- _Input material_:
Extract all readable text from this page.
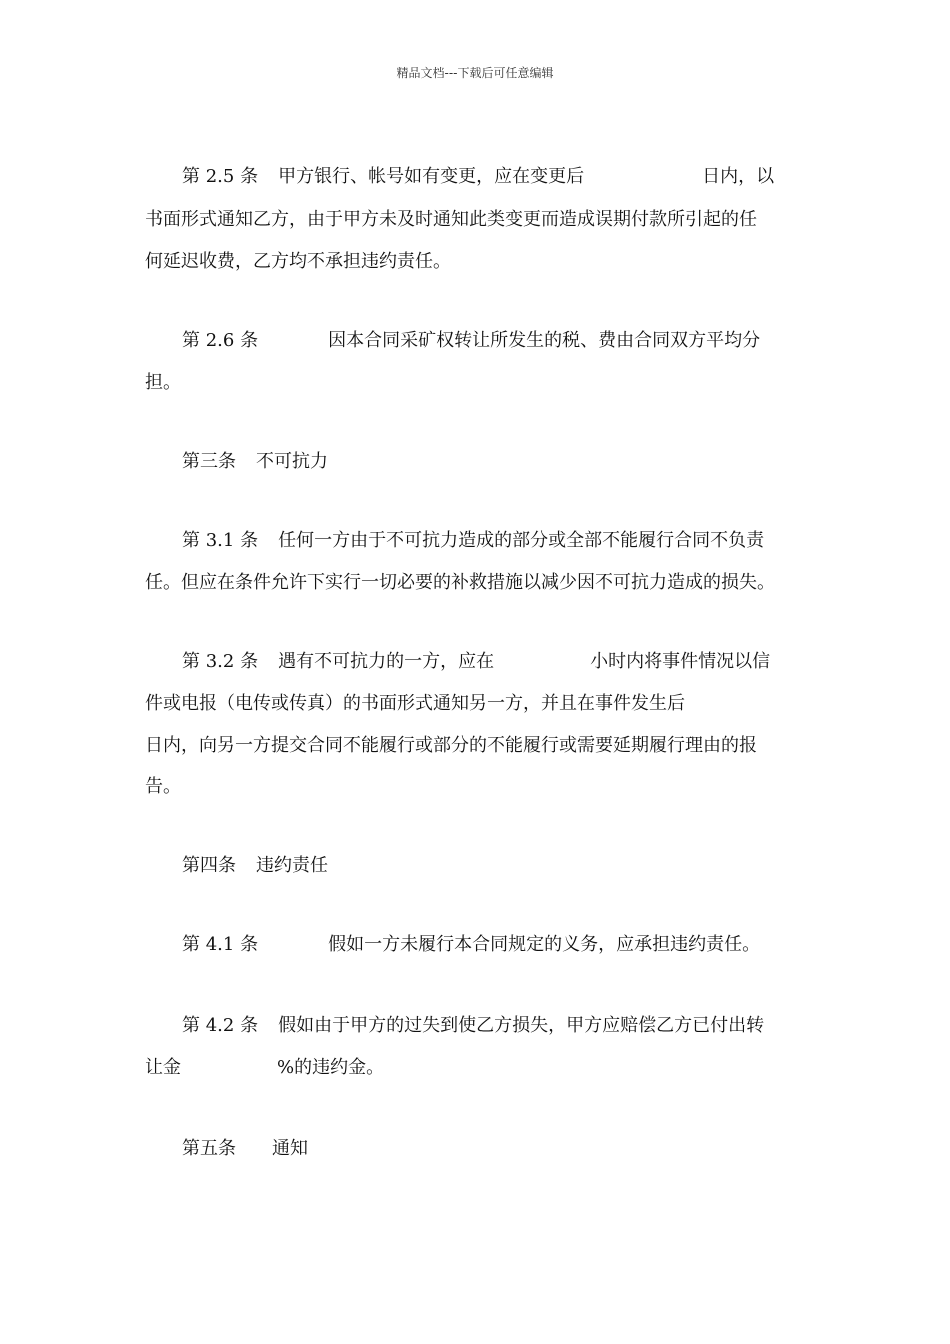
精品文档---下载后可任意编辑
第 2.5 条 甲方银行、帐号如有变更，应在变更后	日内，以
书面形式通知乙方，由于甲方未及时通知此类变更而造成误期付款所引起的任
何延迟收费，乙方均不承担违约责任。
第 2.6 条	因本合同采矿权转让所发生的税、费由合同双方平均分
担。
第三条 不可抗力
第 3.1 条 任何一方由于不可抗力造成的部分或全部不能履行合同不负责
任。但应在条件允许下实行一切必要的补救措施以减少因不可抗力造成的损失。
第 3.2 条 遇有不可抗力的一方，应在	小时内将事件情况以信
件或电报（电传或传真）的书面形式通知另一方，并且在事件发生后
日内，向另一方提交合同不能履行或部分的不能履行或需要延期履行理由的报
告。
第四条 违约责任
第 4.1 条	假如一方未履行本合同规定的义务，应承担违约责任。
第 4.2 条 假如由于甲方的过失到使乙方损失，甲方应赔偿乙方已付出转
让金	%的违约金。
第五条 通知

- _Objective_:
Repeat all the data as it stands, dropping any images it holds.

- _Final result_:
Extract all readable text from this page.
精品文档---下载后可任意编辑
第 2.5 条 甲方银行、帐号如有变更，应在变更后	日内，以
书面形式通知乙方，由于甲方未及时通知此类变更而造成误期付款所引起的任
何延迟收费，乙方均不承担违约责任。
第 2.6 条	因本合同采矿权转让所发生的税、费由合同双方平均分
担。
第三条 不可抗力
第 3.1 条 任何一方由于不可抗力造成的部分或全部不能履行合同不负责
任。但应在条件允许下实行一切必要的补救措施以减少因不可抗力造成的损失。
第 3.2 条 遇有不可抗力的一方，应在	小时内将事件情况以信
件或电报（电传或传真）的书面形式通知另一方，并且在事件发生后
日内，向另一方提交合同不能履行或部分的不能履行或需要延期履行理由的报
告。
第四条 违约责任
第 4.1 条	假如一方未履行本合同规定的义务，应承担违约责任。
第 4.2 条 假如由于甲方的过失到使乙方损失，甲方应赔偿乙方已付出转
让金	%的违约金。
第五条 通知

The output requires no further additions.